## Task to complete
Return the whole of the data exactly.

Stored data entries:

______________________________

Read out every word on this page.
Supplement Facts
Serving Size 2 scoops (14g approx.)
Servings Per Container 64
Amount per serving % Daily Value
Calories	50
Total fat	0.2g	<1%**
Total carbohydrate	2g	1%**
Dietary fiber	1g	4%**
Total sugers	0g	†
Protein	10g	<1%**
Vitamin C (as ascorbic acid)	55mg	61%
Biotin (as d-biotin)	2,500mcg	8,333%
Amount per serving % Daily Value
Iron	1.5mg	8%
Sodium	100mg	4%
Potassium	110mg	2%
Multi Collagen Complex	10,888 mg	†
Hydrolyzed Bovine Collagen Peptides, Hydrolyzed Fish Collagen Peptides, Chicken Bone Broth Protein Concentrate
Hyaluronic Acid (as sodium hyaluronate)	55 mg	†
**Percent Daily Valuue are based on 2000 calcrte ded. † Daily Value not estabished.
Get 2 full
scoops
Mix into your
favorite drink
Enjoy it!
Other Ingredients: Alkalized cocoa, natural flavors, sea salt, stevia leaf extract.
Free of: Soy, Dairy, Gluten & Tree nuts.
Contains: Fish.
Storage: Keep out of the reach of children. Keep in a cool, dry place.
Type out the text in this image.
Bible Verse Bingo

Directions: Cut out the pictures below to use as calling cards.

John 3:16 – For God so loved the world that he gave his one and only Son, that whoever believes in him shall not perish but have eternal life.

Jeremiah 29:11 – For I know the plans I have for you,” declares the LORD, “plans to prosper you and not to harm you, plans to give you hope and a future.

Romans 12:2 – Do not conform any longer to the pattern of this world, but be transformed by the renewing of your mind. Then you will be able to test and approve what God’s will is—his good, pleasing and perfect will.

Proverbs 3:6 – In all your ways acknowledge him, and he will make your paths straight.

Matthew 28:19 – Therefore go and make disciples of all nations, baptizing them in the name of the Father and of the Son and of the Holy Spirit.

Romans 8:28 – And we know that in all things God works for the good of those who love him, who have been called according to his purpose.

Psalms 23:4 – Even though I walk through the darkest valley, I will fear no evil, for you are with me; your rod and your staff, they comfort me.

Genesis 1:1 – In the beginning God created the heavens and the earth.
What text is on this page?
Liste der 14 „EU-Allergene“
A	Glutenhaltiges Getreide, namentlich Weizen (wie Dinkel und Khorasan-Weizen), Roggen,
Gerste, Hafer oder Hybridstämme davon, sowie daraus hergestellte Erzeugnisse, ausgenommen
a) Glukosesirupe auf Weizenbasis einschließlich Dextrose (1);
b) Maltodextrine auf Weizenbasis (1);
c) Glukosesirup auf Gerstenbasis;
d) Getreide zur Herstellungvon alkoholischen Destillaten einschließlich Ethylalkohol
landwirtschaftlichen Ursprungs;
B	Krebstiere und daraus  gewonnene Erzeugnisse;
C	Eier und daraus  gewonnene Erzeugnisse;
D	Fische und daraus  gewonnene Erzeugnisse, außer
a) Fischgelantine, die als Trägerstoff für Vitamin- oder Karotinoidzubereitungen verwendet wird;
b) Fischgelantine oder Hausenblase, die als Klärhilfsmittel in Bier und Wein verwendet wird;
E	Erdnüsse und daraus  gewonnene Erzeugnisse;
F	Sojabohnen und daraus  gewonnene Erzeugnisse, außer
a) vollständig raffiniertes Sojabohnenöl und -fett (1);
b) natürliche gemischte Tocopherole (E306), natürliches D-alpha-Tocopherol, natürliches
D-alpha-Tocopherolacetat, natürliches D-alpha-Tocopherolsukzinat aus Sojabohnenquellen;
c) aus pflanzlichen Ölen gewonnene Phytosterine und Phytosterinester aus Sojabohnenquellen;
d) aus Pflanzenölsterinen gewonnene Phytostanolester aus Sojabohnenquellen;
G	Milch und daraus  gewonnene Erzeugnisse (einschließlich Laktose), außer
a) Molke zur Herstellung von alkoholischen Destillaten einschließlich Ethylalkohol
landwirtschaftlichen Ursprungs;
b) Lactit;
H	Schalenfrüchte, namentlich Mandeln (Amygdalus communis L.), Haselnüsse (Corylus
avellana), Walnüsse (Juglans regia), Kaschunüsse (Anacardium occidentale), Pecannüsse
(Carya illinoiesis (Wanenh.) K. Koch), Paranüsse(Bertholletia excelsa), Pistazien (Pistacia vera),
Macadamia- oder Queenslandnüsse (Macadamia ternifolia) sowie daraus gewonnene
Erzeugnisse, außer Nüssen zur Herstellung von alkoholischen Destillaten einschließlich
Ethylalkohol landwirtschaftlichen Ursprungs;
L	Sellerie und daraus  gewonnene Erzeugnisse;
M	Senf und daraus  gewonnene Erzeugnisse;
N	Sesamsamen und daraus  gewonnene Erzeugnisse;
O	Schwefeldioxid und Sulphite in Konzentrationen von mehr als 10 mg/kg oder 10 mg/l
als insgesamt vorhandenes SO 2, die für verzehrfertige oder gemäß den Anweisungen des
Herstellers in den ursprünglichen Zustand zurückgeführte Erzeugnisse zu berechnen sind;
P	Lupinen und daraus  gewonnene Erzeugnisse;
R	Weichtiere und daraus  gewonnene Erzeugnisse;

______________________________

## Solution for this exercise
Read out every word on this page.
Supplement Facts
Serving Size 2 scoops (14g approx.)
Servings Per Container 64
Amount per serving % Daily Value
Calories	50
Total fat	0.2g	<1%**
Total carbohydrate	2g	1%**
Dietary fiber	1g	4%**
Total sugers	0g	†
Protein	10g	<1%**
Vitamin C (as ascorbic acid)	55mg	61%
Biotin (as d-biotin)	2,500mcg	8,333%
Amount per serving % Daily Value
Iron	1.5mg	8%
Sodium	100mg	4%
Potassium	110mg	2%
Multi Collagen Complex	10,888 mg	†
Hydrolyzed Bovine Collagen Peptides, Hydrolyzed Fish Collagen Peptides, Chicken Bone Broth Protein Concentrate
Hyaluronic Acid (as sodium hyaluronate)	55 mg	†
**Percent Daily Valuue are based on 2000 calcrte ded. † Daily Value not estabished.
Get 2 full
scoops
Mix into your
favorite drink
Enjoy it!
Other Ingredients: Alkalized cocoa, natural flavors, sea salt, stevia leaf extract.
Free of: Soy, Dairy, Gluten & Tree nuts.
Contains: Fish.
Storage: Keep out of the reach of children. Keep in a cool, dry place.
Type out the text in this image.
Bible Verse Bingo

Directions: Cut out the pictures below to use as calling cards.

John 3:16 – For God so loved the world that he gave his one and only Son, that whoever believes in him shall not perish but have eternal life.

Jeremiah 29:11 – For I know the plans I have for you,” declares the LORD, “plans to prosper you and not to harm you, plans to give you hope and a future.

Romans 12:2 – Do not conform any longer to the pattern of this world, but be transformed by the renewing of your mind. Then you will be able to test and approve what God’s will is—his good, pleasing and perfect will.

Proverbs 3:6 – In all your ways acknowledge him, and he will make your paths straight.

Matthew 28:19 – Therefore go and make disciples of all nations, baptizing them in the name of the Father and of the Son and of the Holy Spirit.

Romans 8:28 – And we know that in all things God works for the good of those who love him, who have been called according to his purpose.

Psalms 23:4 – Even though I walk through the darkest valley, I will fear no evil, for you are with me; your rod and your staff, they comfort me.

Genesis 1:1 – In the beginning God created the heavens and the earth.
What text is on this page?
Liste der 14 „EU-Allergene“
A	Glutenhaltiges Getreide, namentlich Weizen (wie Dinkel und Khorasan-Weizen), Roggen,
Gerste, Hafer oder Hybridstämme davon, sowie daraus hergestellte Erzeugnisse, ausgenommen
a) Glukosesirupe auf Weizenbasis einschließlich Dextrose (1);
b) Maltodextrine auf Weizenbasis (1);
c) Glukosesirup auf Gerstenbasis;
d) Getreide zur Herstellungvon alkoholischen Destillaten einschließlich Ethylalkohol
landwirtschaftlichen Ursprungs;
B	Krebstiere und daraus  gewonnene Erzeugnisse;
C	Eier und daraus  gewonnene Erzeugnisse;
D	Fische und daraus  gewonnene Erzeugnisse, außer
a) Fischgelantine, die als Trägerstoff für Vitamin- oder Karotinoidzubereitungen verwendet wird;
b) Fischgelantine oder Hausenblase, die als Klärhilfsmittel in Bier und Wein verwendet wird;
E	Erdnüsse und daraus  gewonnene Erzeugnisse;
F	Sojabohnen und daraus  gewonnene Erzeugnisse, außer
a) vollständig raffiniertes Sojabohnenöl und -fett (1);
b) natürliche gemischte Tocopherole (E306), natürliches D-alpha-Tocopherol, natürliches
D-alpha-Tocopherolacetat, natürliches D-alpha-Tocopherolsukzinat aus Sojabohnenquellen;
c) aus pflanzlichen Ölen gewonnene Phytosterine und Phytosterinester aus Sojabohnenquellen;
d) aus Pflanzenölsterinen gewonnene Phytostanolester aus Sojabohnenquellen;
G	Milch und daraus  gewonnene Erzeugnisse (einschließlich Laktose), außer
a) Molke zur Herstellung von alkoholischen Destillaten einschließlich Ethylalkohol
landwirtschaftlichen Ursprungs;
b) Lactit;
H	Schalenfrüchte, namentlich Mandeln (Amygdalus communis L.), Haselnüsse (Corylus
avellana), Walnüsse (Juglans regia), Kaschunüsse (Anacardium occidentale), Pecannüsse
(Carya illinoiesis (Wanenh.) K. Koch), Paranüsse(Bertholletia excelsa), Pistazien (Pistacia vera),
Macadamia- oder Queenslandnüsse (Macadamia ternifolia) sowie daraus gewonnene
Erzeugnisse, außer Nüssen zur Herstellung von alkoholischen Destillaten einschließlich
Ethylalkohol landwirtschaftlichen Ursprungs;
L	Sellerie und daraus  gewonnene Erzeugnisse;
M	Senf und daraus  gewonnene Erzeugnisse;
N	Sesamsamen und daraus  gewonnene Erzeugnisse;
O	Schwefeldioxid und Sulphite in Konzentrationen von mehr als 10 mg/kg oder 10 mg/l
als insgesamt vorhandenes SO 2, die für verzehrfertige oder gemäß den Anweisungen des
Herstellers in den ursprünglichen Zustand zurückgeführte Erzeugnisse zu berechnen sind;
P	Lupinen und daraus  gewonnene Erzeugnisse;
R	Weichtiere und daraus  gewonnene Erzeugnisse;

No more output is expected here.